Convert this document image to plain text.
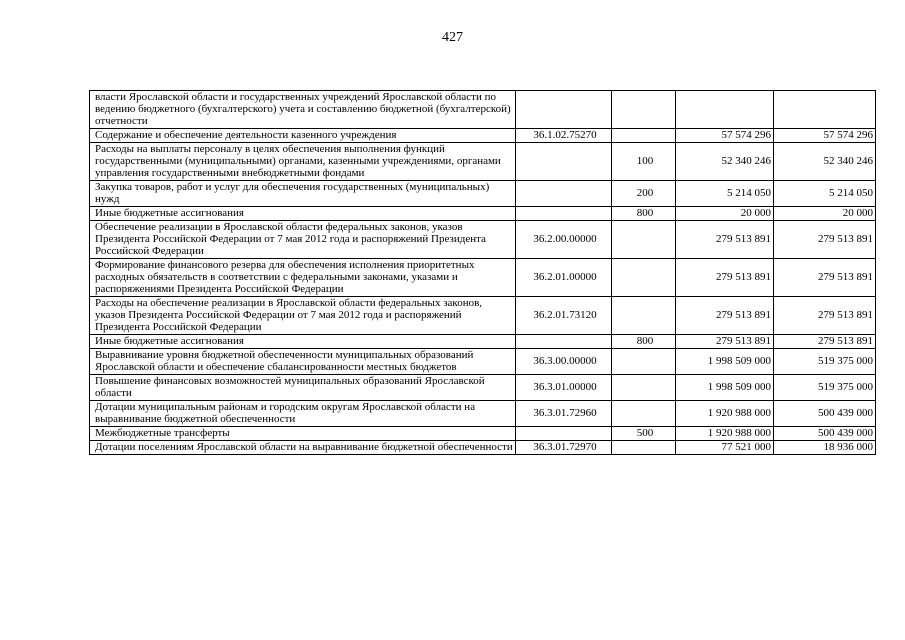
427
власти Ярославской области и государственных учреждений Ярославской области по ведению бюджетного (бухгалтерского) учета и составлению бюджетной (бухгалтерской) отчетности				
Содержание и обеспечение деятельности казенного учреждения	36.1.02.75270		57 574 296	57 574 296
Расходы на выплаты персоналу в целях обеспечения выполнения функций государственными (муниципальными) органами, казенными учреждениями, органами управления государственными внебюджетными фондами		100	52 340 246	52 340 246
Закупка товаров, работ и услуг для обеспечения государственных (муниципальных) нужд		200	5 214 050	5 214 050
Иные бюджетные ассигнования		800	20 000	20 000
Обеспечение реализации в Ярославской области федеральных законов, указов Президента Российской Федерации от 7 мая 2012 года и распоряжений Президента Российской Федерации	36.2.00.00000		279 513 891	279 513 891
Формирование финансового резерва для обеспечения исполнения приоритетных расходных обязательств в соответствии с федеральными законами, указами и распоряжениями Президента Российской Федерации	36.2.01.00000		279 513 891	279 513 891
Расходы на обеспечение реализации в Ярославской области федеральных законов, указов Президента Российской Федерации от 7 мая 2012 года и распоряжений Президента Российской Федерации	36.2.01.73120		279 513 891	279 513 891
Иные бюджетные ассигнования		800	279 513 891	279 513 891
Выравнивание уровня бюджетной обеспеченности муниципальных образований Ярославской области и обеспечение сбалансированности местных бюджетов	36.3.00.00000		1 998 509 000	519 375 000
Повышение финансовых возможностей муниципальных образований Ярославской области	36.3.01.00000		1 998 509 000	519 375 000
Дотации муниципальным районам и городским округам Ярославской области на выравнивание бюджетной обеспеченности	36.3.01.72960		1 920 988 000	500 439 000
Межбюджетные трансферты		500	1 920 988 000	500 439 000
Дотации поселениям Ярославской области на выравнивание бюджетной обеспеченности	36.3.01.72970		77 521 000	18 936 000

####

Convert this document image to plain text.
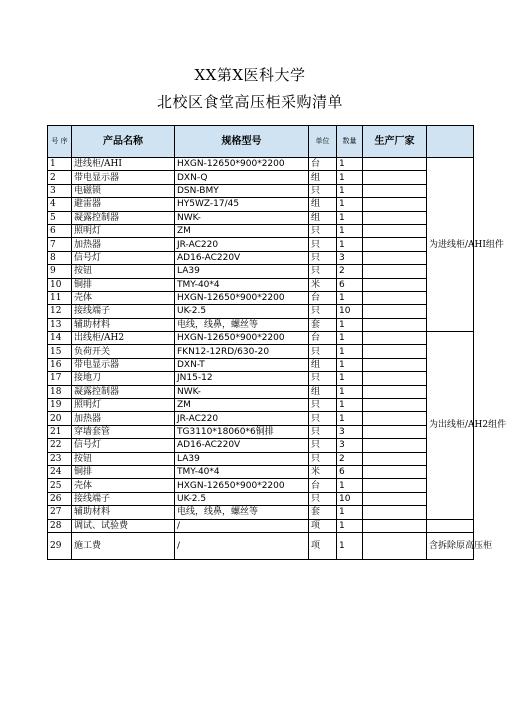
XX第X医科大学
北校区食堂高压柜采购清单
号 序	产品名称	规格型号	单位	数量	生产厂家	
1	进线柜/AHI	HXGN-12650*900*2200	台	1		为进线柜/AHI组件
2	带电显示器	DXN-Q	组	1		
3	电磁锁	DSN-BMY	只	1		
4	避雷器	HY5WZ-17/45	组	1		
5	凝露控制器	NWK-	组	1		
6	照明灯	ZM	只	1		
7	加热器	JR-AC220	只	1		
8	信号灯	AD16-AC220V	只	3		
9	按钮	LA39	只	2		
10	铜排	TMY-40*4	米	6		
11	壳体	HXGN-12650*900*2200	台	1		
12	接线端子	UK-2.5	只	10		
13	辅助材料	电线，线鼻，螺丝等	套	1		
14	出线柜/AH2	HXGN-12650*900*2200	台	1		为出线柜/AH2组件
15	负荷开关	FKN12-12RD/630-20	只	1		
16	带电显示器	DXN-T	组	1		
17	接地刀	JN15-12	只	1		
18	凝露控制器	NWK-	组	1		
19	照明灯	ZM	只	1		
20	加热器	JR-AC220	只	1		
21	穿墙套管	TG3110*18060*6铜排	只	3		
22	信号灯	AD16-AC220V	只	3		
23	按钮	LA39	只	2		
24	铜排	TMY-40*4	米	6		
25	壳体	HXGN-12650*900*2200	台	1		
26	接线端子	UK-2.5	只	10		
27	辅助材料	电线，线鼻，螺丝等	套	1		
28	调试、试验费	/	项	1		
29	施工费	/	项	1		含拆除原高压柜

####

PROBLEM - List each line holding the string "Дотации".

RESULT -
Дотации муниципальным районам и городским округам Ярославской области на выравнивание бюджетной обеспеченности	36.3.01.72960		1 920 988 000	500 439 000
Дотации поселениям Ярославской области на выравнивание бюджетной обеспеченности	36.3.01.72970		77 521 000	18 936 000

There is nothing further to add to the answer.